*Goal of the exercise:* Filter these entries, keeping only lines that hold the word "title".

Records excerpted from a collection

--

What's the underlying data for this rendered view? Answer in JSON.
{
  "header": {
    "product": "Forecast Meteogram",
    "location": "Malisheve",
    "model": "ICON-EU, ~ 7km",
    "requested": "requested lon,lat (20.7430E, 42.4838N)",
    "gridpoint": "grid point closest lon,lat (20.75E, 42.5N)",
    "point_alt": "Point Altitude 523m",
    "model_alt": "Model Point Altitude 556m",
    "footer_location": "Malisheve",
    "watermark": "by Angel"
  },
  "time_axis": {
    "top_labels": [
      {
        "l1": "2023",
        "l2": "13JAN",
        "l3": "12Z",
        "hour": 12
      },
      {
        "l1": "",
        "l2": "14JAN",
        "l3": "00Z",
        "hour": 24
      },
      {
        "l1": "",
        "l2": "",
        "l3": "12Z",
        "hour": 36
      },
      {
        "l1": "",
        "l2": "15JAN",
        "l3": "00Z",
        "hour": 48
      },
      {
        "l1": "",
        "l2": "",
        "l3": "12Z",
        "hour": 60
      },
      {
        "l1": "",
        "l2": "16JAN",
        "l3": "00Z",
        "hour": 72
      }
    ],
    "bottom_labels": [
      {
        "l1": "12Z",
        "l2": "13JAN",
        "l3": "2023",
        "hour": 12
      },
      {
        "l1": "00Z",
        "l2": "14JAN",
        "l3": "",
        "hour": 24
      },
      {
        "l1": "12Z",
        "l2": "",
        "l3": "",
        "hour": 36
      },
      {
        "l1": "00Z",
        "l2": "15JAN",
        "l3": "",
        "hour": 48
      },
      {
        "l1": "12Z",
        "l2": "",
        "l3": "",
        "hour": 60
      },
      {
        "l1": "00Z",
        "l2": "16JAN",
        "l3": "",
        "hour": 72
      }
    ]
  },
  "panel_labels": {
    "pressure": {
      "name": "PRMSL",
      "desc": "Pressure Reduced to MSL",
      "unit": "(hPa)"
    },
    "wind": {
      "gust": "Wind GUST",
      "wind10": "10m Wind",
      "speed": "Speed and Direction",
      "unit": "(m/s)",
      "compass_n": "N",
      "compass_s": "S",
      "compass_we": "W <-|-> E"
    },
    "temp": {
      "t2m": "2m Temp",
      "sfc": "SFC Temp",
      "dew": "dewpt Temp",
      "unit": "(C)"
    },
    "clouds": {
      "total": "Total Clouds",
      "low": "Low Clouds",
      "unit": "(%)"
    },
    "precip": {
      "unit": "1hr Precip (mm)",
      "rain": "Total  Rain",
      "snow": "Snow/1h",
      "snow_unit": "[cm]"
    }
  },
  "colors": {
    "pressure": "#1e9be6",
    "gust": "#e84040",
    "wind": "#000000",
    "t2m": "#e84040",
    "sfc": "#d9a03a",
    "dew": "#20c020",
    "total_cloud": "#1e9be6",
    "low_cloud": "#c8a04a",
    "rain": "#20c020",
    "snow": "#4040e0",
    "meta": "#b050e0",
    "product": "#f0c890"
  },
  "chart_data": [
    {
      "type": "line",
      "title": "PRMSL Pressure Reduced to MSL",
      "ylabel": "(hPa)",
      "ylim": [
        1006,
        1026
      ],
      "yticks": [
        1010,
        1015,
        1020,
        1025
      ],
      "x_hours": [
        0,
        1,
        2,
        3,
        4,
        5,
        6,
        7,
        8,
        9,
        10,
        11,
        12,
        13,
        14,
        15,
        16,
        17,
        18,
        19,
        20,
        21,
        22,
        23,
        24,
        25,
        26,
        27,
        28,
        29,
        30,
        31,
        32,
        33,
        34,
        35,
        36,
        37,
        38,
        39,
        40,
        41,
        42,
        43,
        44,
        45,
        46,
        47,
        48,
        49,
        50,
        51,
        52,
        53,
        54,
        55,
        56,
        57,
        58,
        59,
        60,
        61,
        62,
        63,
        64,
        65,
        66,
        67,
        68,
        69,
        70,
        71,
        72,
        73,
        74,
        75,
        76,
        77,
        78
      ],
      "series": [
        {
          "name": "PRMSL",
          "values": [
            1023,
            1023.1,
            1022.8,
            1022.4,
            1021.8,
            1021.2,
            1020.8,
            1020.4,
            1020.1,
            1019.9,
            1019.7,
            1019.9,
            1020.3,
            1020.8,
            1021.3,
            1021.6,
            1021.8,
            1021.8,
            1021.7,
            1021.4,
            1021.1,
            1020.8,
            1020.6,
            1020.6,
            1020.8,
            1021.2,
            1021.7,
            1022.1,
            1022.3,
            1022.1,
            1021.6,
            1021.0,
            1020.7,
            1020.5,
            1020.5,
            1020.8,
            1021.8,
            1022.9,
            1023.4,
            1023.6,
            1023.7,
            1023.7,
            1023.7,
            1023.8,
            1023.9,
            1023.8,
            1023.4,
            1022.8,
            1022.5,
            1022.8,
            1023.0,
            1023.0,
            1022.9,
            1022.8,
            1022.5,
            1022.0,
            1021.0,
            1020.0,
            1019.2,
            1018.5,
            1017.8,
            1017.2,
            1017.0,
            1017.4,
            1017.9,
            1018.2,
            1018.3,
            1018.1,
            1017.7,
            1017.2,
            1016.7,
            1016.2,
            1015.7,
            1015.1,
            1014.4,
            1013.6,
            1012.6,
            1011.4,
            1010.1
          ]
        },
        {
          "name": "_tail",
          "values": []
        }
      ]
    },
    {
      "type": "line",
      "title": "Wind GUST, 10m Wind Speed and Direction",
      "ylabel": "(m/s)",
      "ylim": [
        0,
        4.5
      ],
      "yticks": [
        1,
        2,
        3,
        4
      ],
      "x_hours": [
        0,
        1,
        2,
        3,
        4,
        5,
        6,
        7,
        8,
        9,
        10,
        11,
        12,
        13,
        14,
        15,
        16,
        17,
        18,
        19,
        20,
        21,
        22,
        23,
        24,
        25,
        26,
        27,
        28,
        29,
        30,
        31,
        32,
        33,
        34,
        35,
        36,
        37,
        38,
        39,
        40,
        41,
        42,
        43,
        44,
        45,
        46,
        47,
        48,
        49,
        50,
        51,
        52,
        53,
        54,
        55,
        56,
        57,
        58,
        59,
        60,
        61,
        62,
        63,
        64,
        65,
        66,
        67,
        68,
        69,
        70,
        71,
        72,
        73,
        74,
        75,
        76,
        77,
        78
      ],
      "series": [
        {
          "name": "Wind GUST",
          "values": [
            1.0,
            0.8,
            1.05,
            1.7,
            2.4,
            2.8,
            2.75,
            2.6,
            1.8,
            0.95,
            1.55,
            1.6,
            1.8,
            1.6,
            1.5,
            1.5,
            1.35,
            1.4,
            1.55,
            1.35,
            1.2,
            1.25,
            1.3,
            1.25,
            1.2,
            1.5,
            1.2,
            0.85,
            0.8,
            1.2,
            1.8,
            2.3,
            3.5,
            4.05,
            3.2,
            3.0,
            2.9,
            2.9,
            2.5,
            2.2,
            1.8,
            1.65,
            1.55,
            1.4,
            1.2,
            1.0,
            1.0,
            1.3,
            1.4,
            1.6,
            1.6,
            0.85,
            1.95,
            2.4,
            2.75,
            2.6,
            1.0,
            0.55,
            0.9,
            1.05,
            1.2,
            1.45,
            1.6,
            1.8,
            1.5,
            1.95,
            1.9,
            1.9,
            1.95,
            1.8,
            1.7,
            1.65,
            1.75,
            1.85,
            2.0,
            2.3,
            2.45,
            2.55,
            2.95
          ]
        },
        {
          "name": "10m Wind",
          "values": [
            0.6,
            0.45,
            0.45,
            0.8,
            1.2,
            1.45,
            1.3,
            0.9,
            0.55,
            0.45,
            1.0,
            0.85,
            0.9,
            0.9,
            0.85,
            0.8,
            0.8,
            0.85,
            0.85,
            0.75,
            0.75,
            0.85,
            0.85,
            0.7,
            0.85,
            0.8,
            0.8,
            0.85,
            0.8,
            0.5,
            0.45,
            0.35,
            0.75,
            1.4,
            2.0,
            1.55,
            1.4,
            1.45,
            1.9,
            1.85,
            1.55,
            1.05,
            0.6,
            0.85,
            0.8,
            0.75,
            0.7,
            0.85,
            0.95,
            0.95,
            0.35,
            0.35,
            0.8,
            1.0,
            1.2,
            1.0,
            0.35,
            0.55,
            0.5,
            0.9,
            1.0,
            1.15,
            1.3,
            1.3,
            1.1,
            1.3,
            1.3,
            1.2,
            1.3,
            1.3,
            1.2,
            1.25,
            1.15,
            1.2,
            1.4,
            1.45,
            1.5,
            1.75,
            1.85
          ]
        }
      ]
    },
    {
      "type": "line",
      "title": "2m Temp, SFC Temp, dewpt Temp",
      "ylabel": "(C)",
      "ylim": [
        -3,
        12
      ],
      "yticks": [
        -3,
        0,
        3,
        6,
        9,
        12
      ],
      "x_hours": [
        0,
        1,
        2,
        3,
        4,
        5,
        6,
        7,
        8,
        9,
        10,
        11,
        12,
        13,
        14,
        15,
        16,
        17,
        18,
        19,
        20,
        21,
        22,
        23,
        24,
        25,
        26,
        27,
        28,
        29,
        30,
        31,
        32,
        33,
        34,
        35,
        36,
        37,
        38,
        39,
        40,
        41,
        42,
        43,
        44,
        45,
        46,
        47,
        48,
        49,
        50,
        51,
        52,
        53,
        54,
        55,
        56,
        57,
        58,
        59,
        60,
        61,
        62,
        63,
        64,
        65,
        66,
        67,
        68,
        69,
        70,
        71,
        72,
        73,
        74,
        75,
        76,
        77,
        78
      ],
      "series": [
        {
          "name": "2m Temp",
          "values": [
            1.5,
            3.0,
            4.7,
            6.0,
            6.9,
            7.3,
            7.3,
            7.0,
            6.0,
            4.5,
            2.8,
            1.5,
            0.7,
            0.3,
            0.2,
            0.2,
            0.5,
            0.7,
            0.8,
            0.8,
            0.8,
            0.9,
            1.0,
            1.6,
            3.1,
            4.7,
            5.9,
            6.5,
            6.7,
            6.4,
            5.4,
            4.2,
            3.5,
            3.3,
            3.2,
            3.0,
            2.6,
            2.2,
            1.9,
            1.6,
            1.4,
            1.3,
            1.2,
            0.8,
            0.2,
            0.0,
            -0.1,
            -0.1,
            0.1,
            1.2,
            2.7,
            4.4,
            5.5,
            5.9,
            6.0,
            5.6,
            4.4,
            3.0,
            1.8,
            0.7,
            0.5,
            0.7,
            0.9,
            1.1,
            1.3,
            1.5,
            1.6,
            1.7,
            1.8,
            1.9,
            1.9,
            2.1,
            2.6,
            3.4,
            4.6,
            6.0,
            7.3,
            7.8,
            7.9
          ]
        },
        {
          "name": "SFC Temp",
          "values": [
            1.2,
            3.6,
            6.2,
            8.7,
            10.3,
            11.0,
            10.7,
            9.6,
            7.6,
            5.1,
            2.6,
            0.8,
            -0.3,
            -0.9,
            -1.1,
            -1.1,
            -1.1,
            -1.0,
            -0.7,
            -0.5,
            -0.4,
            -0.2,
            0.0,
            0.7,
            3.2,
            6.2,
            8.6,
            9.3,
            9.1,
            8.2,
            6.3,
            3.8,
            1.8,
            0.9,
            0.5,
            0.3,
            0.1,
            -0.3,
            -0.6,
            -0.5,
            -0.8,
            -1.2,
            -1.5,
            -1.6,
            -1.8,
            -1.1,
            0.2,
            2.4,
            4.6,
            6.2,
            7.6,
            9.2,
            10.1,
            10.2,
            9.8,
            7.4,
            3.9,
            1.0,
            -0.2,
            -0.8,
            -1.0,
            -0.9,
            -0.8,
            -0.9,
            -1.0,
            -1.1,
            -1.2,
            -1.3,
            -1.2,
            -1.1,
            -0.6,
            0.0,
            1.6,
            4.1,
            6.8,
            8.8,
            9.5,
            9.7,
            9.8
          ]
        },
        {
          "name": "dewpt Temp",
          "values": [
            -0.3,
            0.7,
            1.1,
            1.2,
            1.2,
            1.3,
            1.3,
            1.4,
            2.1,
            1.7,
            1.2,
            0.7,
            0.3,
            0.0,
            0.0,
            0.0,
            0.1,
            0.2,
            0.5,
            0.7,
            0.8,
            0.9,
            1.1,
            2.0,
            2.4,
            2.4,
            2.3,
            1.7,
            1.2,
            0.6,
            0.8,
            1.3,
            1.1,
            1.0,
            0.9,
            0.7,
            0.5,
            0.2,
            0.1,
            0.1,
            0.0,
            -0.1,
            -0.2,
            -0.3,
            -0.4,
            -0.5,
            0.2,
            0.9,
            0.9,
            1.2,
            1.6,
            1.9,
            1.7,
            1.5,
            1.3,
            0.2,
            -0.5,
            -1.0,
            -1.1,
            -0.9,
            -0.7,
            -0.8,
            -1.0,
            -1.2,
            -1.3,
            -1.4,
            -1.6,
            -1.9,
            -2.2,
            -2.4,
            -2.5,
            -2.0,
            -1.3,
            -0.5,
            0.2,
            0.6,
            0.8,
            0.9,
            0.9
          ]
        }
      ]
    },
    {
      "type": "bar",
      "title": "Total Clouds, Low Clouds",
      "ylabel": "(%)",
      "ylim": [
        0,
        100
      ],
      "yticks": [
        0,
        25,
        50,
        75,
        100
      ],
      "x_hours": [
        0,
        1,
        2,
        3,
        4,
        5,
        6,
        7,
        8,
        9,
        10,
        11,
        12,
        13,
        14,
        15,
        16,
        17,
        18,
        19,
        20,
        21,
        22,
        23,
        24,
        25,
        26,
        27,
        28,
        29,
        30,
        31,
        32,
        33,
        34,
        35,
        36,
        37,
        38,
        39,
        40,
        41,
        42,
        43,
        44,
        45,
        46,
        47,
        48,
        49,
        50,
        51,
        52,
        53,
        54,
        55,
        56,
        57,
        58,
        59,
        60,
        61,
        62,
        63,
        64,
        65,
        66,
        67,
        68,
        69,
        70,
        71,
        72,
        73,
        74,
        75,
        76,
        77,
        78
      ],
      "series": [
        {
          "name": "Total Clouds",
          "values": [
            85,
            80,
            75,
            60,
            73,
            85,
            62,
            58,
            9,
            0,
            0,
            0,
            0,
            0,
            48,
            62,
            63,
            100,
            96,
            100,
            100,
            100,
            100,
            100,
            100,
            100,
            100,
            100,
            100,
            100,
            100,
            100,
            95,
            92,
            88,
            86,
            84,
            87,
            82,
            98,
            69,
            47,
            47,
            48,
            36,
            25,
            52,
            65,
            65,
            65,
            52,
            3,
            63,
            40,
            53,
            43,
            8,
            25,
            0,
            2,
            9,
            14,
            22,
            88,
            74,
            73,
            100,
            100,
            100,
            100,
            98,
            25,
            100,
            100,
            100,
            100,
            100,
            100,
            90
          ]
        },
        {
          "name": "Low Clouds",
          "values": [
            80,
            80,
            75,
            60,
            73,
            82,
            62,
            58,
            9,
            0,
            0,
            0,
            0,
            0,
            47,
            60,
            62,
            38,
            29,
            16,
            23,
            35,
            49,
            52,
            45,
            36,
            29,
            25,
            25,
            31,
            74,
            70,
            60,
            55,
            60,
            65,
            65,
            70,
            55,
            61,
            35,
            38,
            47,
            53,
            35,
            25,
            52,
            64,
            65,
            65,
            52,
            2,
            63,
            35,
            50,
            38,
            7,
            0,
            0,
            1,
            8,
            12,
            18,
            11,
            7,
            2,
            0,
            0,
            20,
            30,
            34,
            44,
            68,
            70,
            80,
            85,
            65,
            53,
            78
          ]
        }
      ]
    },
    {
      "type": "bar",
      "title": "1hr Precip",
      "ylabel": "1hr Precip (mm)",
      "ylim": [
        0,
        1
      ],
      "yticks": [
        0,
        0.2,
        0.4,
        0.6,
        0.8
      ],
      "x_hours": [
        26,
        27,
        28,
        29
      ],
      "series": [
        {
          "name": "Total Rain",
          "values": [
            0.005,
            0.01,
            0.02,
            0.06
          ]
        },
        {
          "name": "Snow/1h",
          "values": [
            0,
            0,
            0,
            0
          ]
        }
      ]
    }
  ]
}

--

*Response to this task:*
      "title": "PRMSL Pressure Reduced to MSL",
      "title": "Wind GUST, 10m Wind Speed and Direction",
      "title": "2m Temp, SFC Temp, dewpt Temp",
      "title": "Total Clouds, Low Clouds",
      "title": "1hr Precip",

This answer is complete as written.